# PROVIDED MATERIAL:
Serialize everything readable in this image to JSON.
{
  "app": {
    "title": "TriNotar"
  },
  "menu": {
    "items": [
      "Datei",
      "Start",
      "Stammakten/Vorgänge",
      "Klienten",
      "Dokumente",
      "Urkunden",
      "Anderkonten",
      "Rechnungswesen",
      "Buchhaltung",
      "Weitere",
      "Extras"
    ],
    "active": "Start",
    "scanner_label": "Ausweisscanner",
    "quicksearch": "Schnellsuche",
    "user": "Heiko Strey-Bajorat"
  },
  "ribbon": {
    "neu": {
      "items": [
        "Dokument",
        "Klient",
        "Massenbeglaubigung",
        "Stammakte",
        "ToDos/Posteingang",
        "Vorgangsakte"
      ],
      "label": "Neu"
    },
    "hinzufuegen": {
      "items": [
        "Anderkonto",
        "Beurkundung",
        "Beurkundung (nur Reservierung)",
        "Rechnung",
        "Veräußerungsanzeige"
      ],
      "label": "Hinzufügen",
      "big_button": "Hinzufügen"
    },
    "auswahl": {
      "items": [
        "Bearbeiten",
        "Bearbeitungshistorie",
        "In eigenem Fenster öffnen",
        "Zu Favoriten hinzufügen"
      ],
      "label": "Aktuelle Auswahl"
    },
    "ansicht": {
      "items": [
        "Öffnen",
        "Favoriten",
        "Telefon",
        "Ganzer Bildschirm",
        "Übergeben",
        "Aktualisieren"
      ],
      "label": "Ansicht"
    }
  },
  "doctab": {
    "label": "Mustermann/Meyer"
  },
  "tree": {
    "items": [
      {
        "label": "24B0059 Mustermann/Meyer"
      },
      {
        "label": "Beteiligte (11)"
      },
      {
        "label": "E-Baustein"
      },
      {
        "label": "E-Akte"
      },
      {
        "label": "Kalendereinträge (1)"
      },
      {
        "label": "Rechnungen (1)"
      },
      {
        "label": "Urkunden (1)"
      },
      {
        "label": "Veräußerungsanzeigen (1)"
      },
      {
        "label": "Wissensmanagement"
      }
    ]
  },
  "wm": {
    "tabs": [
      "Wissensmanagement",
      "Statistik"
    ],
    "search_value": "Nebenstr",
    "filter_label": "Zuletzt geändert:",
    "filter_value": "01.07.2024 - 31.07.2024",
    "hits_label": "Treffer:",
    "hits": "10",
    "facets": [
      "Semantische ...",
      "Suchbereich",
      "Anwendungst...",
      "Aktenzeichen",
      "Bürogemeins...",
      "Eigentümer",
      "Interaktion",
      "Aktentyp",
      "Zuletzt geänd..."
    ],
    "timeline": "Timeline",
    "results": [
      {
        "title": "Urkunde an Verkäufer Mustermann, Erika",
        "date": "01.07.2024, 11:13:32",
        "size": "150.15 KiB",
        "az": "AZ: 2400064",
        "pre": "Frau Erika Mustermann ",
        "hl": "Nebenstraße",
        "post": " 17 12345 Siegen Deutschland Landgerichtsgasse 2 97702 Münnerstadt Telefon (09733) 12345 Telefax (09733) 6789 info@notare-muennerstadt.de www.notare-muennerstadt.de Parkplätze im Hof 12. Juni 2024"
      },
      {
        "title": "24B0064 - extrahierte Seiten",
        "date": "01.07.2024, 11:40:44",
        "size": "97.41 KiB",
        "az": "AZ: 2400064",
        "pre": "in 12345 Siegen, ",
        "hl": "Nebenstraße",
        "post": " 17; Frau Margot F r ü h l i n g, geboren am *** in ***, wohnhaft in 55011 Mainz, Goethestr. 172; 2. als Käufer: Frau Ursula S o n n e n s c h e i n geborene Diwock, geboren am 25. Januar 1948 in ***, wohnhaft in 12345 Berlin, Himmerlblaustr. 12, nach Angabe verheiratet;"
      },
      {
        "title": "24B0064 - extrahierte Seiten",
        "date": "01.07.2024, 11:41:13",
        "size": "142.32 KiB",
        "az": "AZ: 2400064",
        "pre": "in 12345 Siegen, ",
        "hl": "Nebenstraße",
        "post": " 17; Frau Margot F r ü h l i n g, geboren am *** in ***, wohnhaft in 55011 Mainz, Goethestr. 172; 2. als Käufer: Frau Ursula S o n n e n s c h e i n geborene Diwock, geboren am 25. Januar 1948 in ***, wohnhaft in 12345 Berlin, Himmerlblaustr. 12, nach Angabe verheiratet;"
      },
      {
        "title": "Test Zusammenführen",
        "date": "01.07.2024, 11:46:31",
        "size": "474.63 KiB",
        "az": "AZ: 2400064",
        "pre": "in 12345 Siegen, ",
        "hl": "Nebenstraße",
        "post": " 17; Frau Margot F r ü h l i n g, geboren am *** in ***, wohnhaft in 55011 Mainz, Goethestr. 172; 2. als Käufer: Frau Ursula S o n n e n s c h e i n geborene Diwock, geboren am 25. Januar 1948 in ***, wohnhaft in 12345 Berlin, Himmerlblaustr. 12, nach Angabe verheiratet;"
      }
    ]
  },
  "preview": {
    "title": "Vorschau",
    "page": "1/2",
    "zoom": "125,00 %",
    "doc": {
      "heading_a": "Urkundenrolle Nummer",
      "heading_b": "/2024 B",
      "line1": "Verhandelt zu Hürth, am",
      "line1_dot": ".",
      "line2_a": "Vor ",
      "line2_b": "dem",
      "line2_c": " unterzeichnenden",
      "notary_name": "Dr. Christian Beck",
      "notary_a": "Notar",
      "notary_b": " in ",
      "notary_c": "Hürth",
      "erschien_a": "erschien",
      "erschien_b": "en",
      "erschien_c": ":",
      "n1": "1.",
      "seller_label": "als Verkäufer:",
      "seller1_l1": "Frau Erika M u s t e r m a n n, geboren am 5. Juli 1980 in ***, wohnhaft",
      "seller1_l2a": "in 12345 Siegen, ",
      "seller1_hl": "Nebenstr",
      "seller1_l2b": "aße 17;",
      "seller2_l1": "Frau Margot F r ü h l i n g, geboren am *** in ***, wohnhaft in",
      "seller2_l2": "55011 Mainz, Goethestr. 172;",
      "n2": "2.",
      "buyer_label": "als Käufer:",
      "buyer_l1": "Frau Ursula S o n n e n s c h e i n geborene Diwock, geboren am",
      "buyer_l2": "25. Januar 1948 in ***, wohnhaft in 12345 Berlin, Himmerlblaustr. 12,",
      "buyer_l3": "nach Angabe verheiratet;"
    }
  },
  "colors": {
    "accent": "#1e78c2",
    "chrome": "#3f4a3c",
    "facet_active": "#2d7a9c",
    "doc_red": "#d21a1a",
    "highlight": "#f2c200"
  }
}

# DESCRIPTION OF THE TASK:
Transcribe the data. Leave every line exactly as it is.

# FINISHED ANSWER:
Serialize everything readable in this image to JSON.
{
  "app": {
    "title": "TriNotar"
  },
  "menu": {
    "items": [
      "Datei",
      "Start",
      "Stammakten/Vorgänge",
      "Klienten",
      "Dokumente",
      "Urkunden",
      "Anderkonten",
      "Rechnungswesen",
      "Buchhaltung",
      "Weitere",
      "Extras"
    ],
    "active": "Start",
    "scanner_label": "Ausweisscanner",
    "quicksearch": "Schnellsuche",
    "user": "Heiko Strey-Bajorat"
  },
  "ribbon": {
    "neu": {
      "items": [
        "Dokument",
        "Klient",
        "Massenbeglaubigung",
        "Stammakte",
        "ToDos/Posteingang",
        "Vorgangsakte"
      ],
      "label": "Neu"
    },
    "hinzufuegen": {
      "items": [
        "Anderkonto",
        "Beurkundung",
        "Beurkundung (nur Reservierung)",
        "Rechnung",
        "Veräußerungsanzeige"
      ],
      "label": "Hinzufügen",
      "big_button": "Hinzufügen"
    },
    "auswahl": {
      "items": [
        "Bearbeiten",
        "Bearbeitungshistorie",
        "In eigenem Fenster öffnen",
        "Zu Favoriten hinzufügen"
      ],
      "label": "Aktuelle Auswahl"
    },
    "ansicht": {
      "items": [
        "Öffnen",
        "Favoriten",
        "Telefon",
        "Ganzer Bildschirm",
        "Übergeben",
        "Aktualisieren"
      ],
      "label": "Ansicht"
    }
  },
  "doctab": {
    "label": "Mustermann/Meyer"
  },
  "tree": {
    "items": [
      {
        "label": "24B0059 Mustermann/Meyer"
      },
      {
        "label": "Beteiligte (11)"
      },
      {
        "label": "E-Baustein"
      },
      {
        "label": "E-Akte"
      },
      {
        "label": "Kalendereinträge (1)"
      },
      {
        "label": "Rechnungen (1)"
      },
      {
        "label": "Urkunden (1)"
      },
      {
        "label": "Veräußerungsanzeigen (1)"
      },
      {
        "label": "Wissensmanagement"
      }
    ]
  },
  "wm": {
    "tabs": [
      "Wissensmanagement",
      "Statistik"
    ],
    "search_value": "Nebenstr",
    "filter_label": "Zuletzt geändert:",
    "filter_value": "01.07.2024 - 31.07.2024",
    "hits_label": "Treffer:",
    "hits": "10",
    "facets": [
      "Semantische ...",
      "Suchbereich",
      "Anwendungst...",
      "Aktenzeichen",
      "Bürogemeins...",
      "Eigentümer",
      "Interaktion",
      "Aktentyp",
      "Zuletzt geänd..."
    ],
    "timeline": "Timeline",
    "results": [
      {
        "title": "Urkunde an Verkäufer Mustermann, Erika",
        "date": "01.07.2024, 11:13:32",
        "size": "150.15 KiB",
        "az": "AZ: 2400064",
        "pre": "Frau Erika Mustermann ",
        "hl": "Nebenstraße",
        "post": " 17 12345 Siegen Deutschland Landgerichtsgasse 2 97702 Münnerstadt Telefon (09733) 12345 Telefax (09733) 6789 info@notare-muennerstadt.de www.notare-muennerstadt.de Parkplätze im Hof 12. Juni 2024"
      },
      {
        "title": "24B0064 - extrahierte Seiten",
        "date": "01.07.2024, 11:40:44",
        "size": "97.41 KiB",
        "az": "AZ: 2400064",
        "pre": "in 12345 Siegen, ",
        "hl": "Nebenstraße",
        "post": " 17; Frau Margot F r ü h l i n g, geboren am *** in ***, wohnhaft in 55011 Mainz, Goethestr. 172; 2. als Käufer: Frau Ursula S o n n e n s c h e i n geborene Diwock, geboren am 25. Januar 1948 in ***, wohnhaft in 12345 Berlin, Himmerlblaustr. 12, nach Angabe verheiratet;"
      },
      {
        "title": "24B0064 - extrahierte Seiten",
        "date": "01.07.2024, 11:41:13",
        "size": "142.32 KiB",
        "az": "AZ: 2400064",
        "pre": "in 12345 Siegen, ",
        "hl": "Nebenstraße",
        "post": " 17; Frau Margot F r ü h l i n g, geboren am *** in ***, wohnhaft in 55011 Mainz, Goethestr. 172; 2. als Käufer: Frau Ursula S o n n e n s c h e i n geborene Diwock, geboren am 25. Januar 1948 in ***, wohnhaft in 12345 Berlin, Himmerlblaustr. 12, nach Angabe verheiratet;"
      },
      {
        "title": "Test Zusammenführen",
        "date": "01.07.2024, 11:46:31",
        "size": "474.63 KiB",
        "az": "AZ: 2400064",
        "pre": "in 12345 Siegen, ",
        "hl": "Nebenstraße",
        "post": " 17; Frau Margot F r ü h l i n g, geboren am *** in ***, wohnhaft in 55011 Mainz, Goethestr. 172; 2. als Käufer: Frau Ursula S o n n e n s c h e i n geborene Diwock, geboren am 25. Januar 1948 in ***, wohnhaft in 12345 Berlin, Himmerlblaustr. 12, nach Angabe verheiratet;"
      }
    ]
  },
  "preview": {
    "title": "Vorschau",
    "page": "1/2",
    "zoom": "125,00 %",
    "doc": {
      "heading_a": "Urkundenrolle Nummer",
      "heading_b": "/2024 B",
      "line1": "Verhandelt zu Hürth, am",
      "line1_dot": ".",
      "line2_a": "Vor ",
      "line2_b": "dem",
      "line2_c": " unterzeichnenden",
      "notary_name": "Dr. Christian Beck",
      "notary_a": "Notar",
      "notary_b": " in ",
      "notary_c": "Hürth",
      "erschien_a": "erschien",
      "erschien_b": "en",
      "erschien_c": ":",
      "n1": "1.",
      "seller_label": "als Verkäufer:",
      "seller1_l1": "Frau Erika M u s t e r m a n n, geboren am 5. Juli 1980 in ***, wohnhaft",
      "seller1_l2a": "in 12345 Siegen, ",
      "seller1_hl": "Nebenstr",
      "seller1_l2b": "aße 17;",
      "seller2_l1": "Frau Margot F r ü h l i n g, geboren am *** in ***, wohnhaft in",
      "seller2_l2": "55011 Mainz, Goethestr. 172;",
      "n2": "2.",
      "buyer_label": "als Käufer:",
      "buyer_l1": "Frau Ursula S o n n e n s c h e i n geborene Diwock, geboren am",
      "buyer_l2": "25. Januar 1948 in ***, wohnhaft in 12345 Berlin, Himmerlblaustr. 12,",
      "buyer_l3": "nach Angabe verheiratet;"
    }
  },
  "colors": {
    "accent": "#1e78c2",
    "chrome": "#3f4a3c",
    "facet_active": "#2d7a9c",
    "doc_red": "#d21a1a",
    "highlight": "#f2c200"
  }
}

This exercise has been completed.